Write out the records beneath this line exactly as they appear, minus any images.

- Data:
------------------------------

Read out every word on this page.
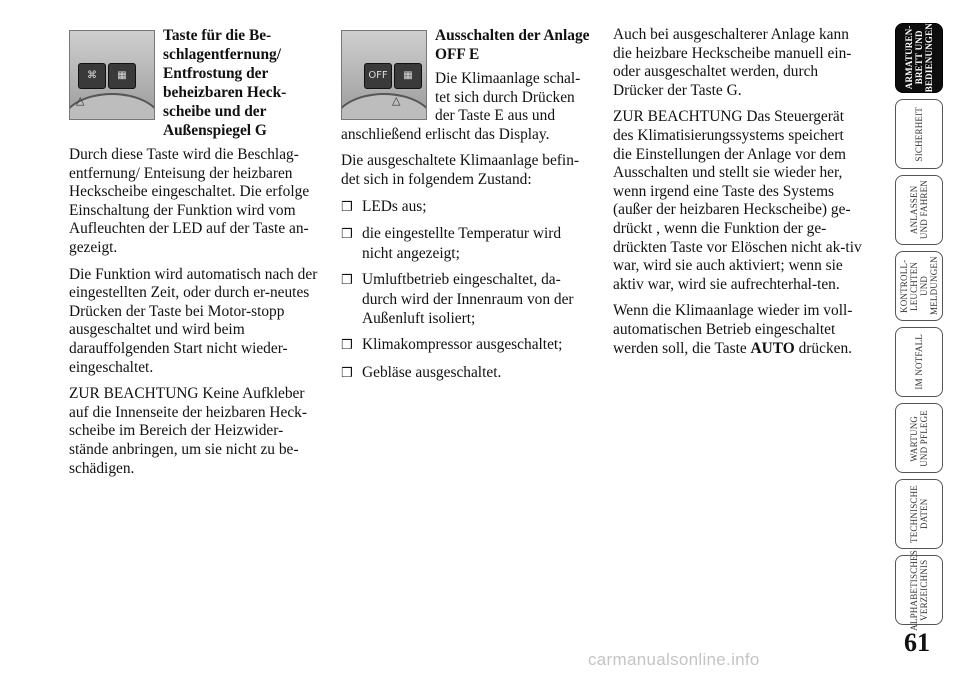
⌘	▦
△
Taste für die Be-schlagentfernung/ Entfrostung der beheizbaren Heck-scheibe und der Außenspiegel G

Durch diese Taste wird die Beschlag-entfernung/ Enteisung der heizbaren Heckscheibe eingeschaltet. Die erfolge Einschaltung der Funktion wird vom Aufleuchten der LED auf der Taste an-gezeigt.

Die Funktion wird automatisch nach der eingestellten Zeit, oder durch er-neutes Drücken der Taste bei Motor-stopp ausgeschaltet und wird beim darauffolgenden Start nicht wieder-eingeschaltet.

ZUR BEACHTUNG Keine Aufkleber auf die Innenseite der heizbaren Heck-scheibe im Bereich der Heizwider-stände anbringen, um sie nicht zu be-schädigen.

OFF	▦
△
Ausschalten der Anlage OFF E

Die Klimaanlage schal-tet sich durch Drücken der Taste E aus und anschließend erlischt das Display.

Die ausgeschaltete Klimaanlage befin-det sich in folgendem Zustand:

❒ LEDs aus;

❒ die eingestellte Temperatur wird nicht angezeigt;

❒ Umluftbetrieb eingeschaltet, da-durch wird der Innenraum von der Außenluft isoliert;

❒ Klimakompressor ausgeschaltet;

❒ Gebläse ausgeschaltet.

Auch bei ausgeschalterer Anlage kann die heizbare Heckscheibe manuell ein-oder ausgeschaltet werden, durch Drücker der Taste G.

ZUR BEACHTUNG Das Steuergerät des Klimatisierungssystems speichert die Einstellungen der Anlage vor dem Ausschalten und stellt sie wieder her, wenn irgend eine Taste des Systems (außer der heizbaren Heckscheibe) ge-drückt , wenn die Funktion der ge-drückten Taste vor Elöschen nicht ak-tiv war, wird sie auch aktiviert; wenn sie aktiv war, wird sie aufrechterhal-ten.

Wenn die Klimaanlage wieder im voll-automatischen Betrieb eingeschaltet werden soll, die Taste AUTO drücken.

ARMATUREN-
BRETT UND
BEDIENUNGEN
SICHERHEIT
ANLASSEN
UND FAHREN
KONTROLL-
LEUCHTEN UND
MELDUNGEN
IM NOTFALL
WARTUNG
UND PFLEGE
TECHNISCHE
DATEN
ALPHABETISCHES
VERZEICHNIS
61
carmanualsonline.info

------------------------------

- Result of the task:
Read out every word on this page.
⌘	▦
△
Taste für die Be-schlagentfernung/ Entfrostung der beheizbaren Heck-scheibe und der Außenspiegel G

Durch diese Taste wird die Beschlag-entfernung/ Enteisung der heizbaren Heckscheibe eingeschaltet. Die erfolge Einschaltung der Funktion wird vom Aufleuchten der LED auf der Taste an-gezeigt.

Die Funktion wird automatisch nach der eingestellten Zeit, oder durch er-neutes Drücken der Taste bei Motor-stopp ausgeschaltet und wird beim darauffolgenden Start nicht wieder-eingeschaltet.

ZUR BEACHTUNG Keine Aufkleber auf die Innenseite der heizbaren Heck-scheibe im Bereich der Heizwider-stände anbringen, um sie nicht zu be-schädigen.

OFF	▦
△
Ausschalten der Anlage OFF E

Die Klimaanlage schal-tet sich durch Drücken der Taste E aus und anschließend erlischt das Display.

Die ausgeschaltete Klimaanlage befin-det sich in folgendem Zustand:

❒ LEDs aus;

❒ die eingestellte Temperatur wird nicht angezeigt;

❒ Umluftbetrieb eingeschaltet, da-durch wird der Innenraum von der Außenluft isoliert;

❒ Klimakompressor ausgeschaltet;

❒ Gebläse ausgeschaltet.

Auch bei ausgeschalterer Anlage kann die heizbare Heckscheibe manuell ein-oder ausgeschaltet werden, durch Drücker der Taste G.

ZUR BEACHTUNG Das Steuergerät des Klimatisierungssystems speichert die Einstellungen der Anlage vor dem Ausschalten und stellt sie wieder her, wenn irgend eine Taste des Systems (außer der heizbaren Heckscheibe) ge-drückt , wenn die Funktion der ge-drückten Taste vor Elöschen nicht ak-tiv war, wird sie auch aktiviert; wenn sie aktiv war, wird sie aufrechterhal-ten.

Wenn die Klimaanlage wieder im voll-automatischen Betrieb eingeschaltet werden soll, die Taste AUTO drücken.

ARMATUREN-
BRETT UND
BEDIENUNGEN
SICHERHEIT
ANLASSEN
UND FAHREN
KONTROLL-
LEUCHTEN UND
MELDUNGEN
IM NOTFALL
WARTUNG
UND PFLEGE
TECHNISCHE
DATEN
ALPHABETISCHES
VERZEICHNIS
61
carmanualsonline.info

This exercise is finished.